— BEGIN —
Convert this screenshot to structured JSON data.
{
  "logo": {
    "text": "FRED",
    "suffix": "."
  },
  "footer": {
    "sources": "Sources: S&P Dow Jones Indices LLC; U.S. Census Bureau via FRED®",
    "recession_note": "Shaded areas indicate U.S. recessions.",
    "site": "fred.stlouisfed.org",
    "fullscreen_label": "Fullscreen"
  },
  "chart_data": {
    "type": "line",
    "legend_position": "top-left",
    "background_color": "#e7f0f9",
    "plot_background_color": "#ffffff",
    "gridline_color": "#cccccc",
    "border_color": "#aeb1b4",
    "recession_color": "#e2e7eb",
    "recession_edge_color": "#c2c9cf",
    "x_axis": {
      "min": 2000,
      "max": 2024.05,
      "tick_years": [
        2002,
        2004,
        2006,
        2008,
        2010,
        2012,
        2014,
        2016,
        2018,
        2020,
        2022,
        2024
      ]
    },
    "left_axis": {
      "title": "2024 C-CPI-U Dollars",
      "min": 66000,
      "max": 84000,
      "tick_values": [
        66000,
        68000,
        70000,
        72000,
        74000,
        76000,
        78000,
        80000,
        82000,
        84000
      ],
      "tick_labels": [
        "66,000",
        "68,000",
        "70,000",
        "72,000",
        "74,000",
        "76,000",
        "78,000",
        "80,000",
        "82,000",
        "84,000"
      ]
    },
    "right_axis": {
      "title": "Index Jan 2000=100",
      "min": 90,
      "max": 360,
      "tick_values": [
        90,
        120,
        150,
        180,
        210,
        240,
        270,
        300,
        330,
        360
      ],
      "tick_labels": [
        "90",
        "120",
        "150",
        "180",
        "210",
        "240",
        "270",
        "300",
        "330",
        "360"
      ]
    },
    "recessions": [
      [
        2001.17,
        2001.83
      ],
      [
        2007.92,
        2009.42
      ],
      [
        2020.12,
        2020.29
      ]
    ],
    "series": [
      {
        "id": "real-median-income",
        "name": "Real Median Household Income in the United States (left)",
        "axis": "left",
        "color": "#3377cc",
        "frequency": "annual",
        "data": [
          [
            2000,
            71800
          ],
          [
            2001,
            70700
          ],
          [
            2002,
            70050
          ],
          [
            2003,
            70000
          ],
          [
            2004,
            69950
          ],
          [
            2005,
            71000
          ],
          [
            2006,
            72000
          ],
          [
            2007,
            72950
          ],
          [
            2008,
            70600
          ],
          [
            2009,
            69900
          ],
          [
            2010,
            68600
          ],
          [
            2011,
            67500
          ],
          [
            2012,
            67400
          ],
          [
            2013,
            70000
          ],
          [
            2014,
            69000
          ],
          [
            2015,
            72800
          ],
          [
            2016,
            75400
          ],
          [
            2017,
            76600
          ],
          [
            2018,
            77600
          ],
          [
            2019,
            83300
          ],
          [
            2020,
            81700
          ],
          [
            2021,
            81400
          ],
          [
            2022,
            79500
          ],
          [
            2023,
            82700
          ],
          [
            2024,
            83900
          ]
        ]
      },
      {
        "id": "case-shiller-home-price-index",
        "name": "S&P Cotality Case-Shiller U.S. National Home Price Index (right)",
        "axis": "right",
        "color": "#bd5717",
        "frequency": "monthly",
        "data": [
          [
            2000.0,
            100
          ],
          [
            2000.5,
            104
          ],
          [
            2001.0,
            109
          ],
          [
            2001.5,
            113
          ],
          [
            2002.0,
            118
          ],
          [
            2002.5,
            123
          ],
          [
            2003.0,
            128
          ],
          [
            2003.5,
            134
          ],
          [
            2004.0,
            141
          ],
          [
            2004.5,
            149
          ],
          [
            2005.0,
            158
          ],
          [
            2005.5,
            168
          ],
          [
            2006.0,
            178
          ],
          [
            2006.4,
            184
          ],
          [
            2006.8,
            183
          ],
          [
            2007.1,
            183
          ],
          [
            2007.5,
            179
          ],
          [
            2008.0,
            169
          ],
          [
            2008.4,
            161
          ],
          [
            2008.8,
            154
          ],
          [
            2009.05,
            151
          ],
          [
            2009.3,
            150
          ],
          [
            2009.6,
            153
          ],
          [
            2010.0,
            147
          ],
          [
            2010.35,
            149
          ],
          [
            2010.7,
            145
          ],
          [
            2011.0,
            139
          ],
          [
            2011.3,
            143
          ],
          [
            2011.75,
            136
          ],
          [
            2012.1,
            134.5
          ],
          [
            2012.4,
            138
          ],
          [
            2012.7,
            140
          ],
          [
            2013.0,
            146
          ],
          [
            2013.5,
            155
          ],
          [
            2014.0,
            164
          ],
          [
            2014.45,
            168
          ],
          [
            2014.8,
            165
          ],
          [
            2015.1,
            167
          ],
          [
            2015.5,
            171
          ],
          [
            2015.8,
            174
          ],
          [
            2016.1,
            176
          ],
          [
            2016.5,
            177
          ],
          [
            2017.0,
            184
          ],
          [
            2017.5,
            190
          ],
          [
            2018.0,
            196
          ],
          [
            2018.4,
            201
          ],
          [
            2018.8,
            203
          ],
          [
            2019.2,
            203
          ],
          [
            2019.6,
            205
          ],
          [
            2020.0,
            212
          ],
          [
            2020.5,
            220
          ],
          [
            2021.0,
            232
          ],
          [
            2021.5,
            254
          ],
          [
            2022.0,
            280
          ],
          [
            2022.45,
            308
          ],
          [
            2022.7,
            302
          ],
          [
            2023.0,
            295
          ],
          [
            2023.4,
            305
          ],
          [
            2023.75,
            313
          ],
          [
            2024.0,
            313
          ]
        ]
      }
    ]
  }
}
— END —
▶ TASK TO CARRY OUT:
Repeat the preceding lines exactly, please, every one of them.

▶ CORRECT RESULT:
Convert this screenshot to structured JSON data.
{
  "logo": {
    "text": "FRED",
    "suffix": "."
  },
  "footer": {
    "sources": "Sources: S&P Dow Jones Indices LLC; U.S. Census Bureau via FRED®",
    "recession_note": "Shaded areas indicate U.S. recessions.",
    "site": "fred.stlouisfed.org",
    "fullscreen_label": "Fullscreen"
  },
  "chart_data": {
    "type": "line",
    "legend_position": "top-left",
    "background_color": "#e7f0f9",
    "plot_background_color": "#ffffff",
    "gridline_color": "#cccccc",
    "border_color": "#aeb1b4",
    "recession_color": "#e2e7eb",
    "recession_edge_color": "#c2c9cf",
    "x_axis": {
      "min": 2000,
      "max": 2024.05,
      "tick_years": [
        2002,
        2004,
        2006,
        2008,
        2010,
        2012,
        2014,
        2016,
        2018,
        2020,
        2022,
        2024
      ]
    },
    "left_axis": {
      "title": "2024 C-CPI-U Dollars",
      "min": 66000,
      "max": 84000,
      "tick_values": [
        66000,
        68000,
        70000,
        72000,
        74000,
        76000,
        78000,
        80000,
        82000,
        84000
      ],
      "tick_labels": [
        "66,000",
        "68,000",
        "70,000",
        "72,000",
        "74,000",
        "76,000",
        "78,000",
        "80,000",
        "82,000",
        "84,000"
      ]
    },
    "right_axis": {
      "title": "Index Jan 2000=100",
      "min": 90,
      "max": 360,
      "tick_values": [
        90,
        120,
        150,
        180,
        210,
        240,
        270,
        300,
        330,
        360
      ],
      "tick_labels": [
        "90",
        "120",
        "150",
        "180",
        "210",
        "240",
        "270",
        "300",
        "330",
        "360"
      ]
    },
    "recessions": [
      [
        2001.17,
        2001.83
      ],
      [
        2007.92,
        2009.42
      ],
      [
        2020.12,
        2020.29
      ]
    ],
    "series": [
      {
        "id": "real-median-income",
        "name": "Real Median Household Income in the United States (left)",
        "axis": "left",
        "color": "#3377cc",
        "frequency": "annual",
        "data": [
          [
            2000,
            71800
          ],
          [
            2001,
            70700
          ],
          [
            2002,
            70050
          ],
          [
            2003,
            70000
          ],
          [
            2004,
            69950
          ],
          [
            2005,
            71000
          ],
          [
            2006,
            72000
          ],
          [
            2007,
            72950
          ],
          [
            2008,
            70600
          ],
          [
            2009,
            69900
          ],
          [
            2010,
            68600
          ],
          [
            2011,
            67500
          ],
          [
            2012,
            67400
          ],
          [
            2013,
            70000
          ],
          [
            2014,
            69000
          ],
          [
            2015,
            72800
          ],
          [
            2016,
            75400
          ],
          [
            2017,
            76600
          ],
          [
            2018,
            77600
          ],
          [
            2019,
            83300
          ],
          [
            2020,
            81700
          ],
          [
            2021,
            81400
          ],
          [
            2022,
            79500
          ],
          [
            2023,
            82700
          ],
          [
            2024,
            83900
          ]
        ]
      },
      {
        "id": "case-shiller-home-price-index",
        "name": "S&P Cotality Case-Shiller U.S. National Home Price Index (right)",
        "axis": "right",
        "color": "#bd5717",
        "frequency": "monthly",
        "data": [
          [
            2000.0,
            100
          ],
          [
            2000.5,
            104
          ],
          [
            2001.0,
            109
          ],
          [
            2001.5,
            113
          ],
          [
            2002.0,
            118
          ],
          [
            2002.5,
            123
          ],
          [
            2003.0,
            128
          ],
          [
            2003.5,
            134
          ],
          [
            2004.0,
            141
          ],
          [
            2004.5,
            149
          ],
          [
            2005.0,
            158
          ],
          [
            2005.5,
            168
          ],
          [
            2006.0,
            178
          ],
          [
            2006.4,
            184
          ],
          [
            2006.8,
            183
          ],
          [
            2007.1,
            183
          ],
          [
            2007.5,
            179
          ],
          [
            2008.0,
            169
          ],
          [
            2008.4,
            161
          ],
          [
            2008.8,
            154
          ],
          [
            2009.05,
            151
          ],
          [
            2009.3,
            150
          ],
          [
            2009.6,
            153
          ],
          [
            2010.0,
            147
          ],
          [
            2010.35,
            149
          ],
          [
            2010.7,
            145
          ],
          [
            2011.0,
            139
          ],
          [
            2011.3,
            143
          ],
          [
            2011.75,
            136
          ],
          [
            2012.1,
            134.5
          ],
          [
            2012.4,
            138
          ],
          [
            2012.7,
            140
          ],
          [
            2013.0,
            146
          ],
          [
            2013.5,
            155
          ],
          [
            2014.0,
            164
          ],
          [
            2014.45,
            168
          ],
          [
            2014.8,
            165
          ],
          [
            2015.1,
            167
          ],
          [
            2015.5,
            171
          ],
          [
            2015.8,
            174
          ],
          [
            2016.1,
            176
          ],
          [
            2016.5,
            177
          ],
          [
            2017.0,
            184
          ],
          [
            2017.5,
            190
          ],
          [
            2018.0,
            196
          ],
          [
            2018.4,
            201
          ],
          [
            2018.8,
            203
          ],
          [
            2019.2,
            203
          ],
          [
            2019.6,
            205
          ],
          [
            2020.0,
            212
          ],
          [
            2020.5,
            220
          ],
          [
            2021.0,
            232
          ],
          [
            2021.5,
            254
          ],
          [
            2022.0,
            280
          ],
          [
            2022.45,
            308
          ],
          [
            2022.7,
            302
          ],
          [
            2023.0,
            295
          ],
          [
            2023.4,
            305
          ],
          [
            2023.75,
            313
          ],
          [
            2024.0,
            313
          ]
        ]
      }
    ]
  }
}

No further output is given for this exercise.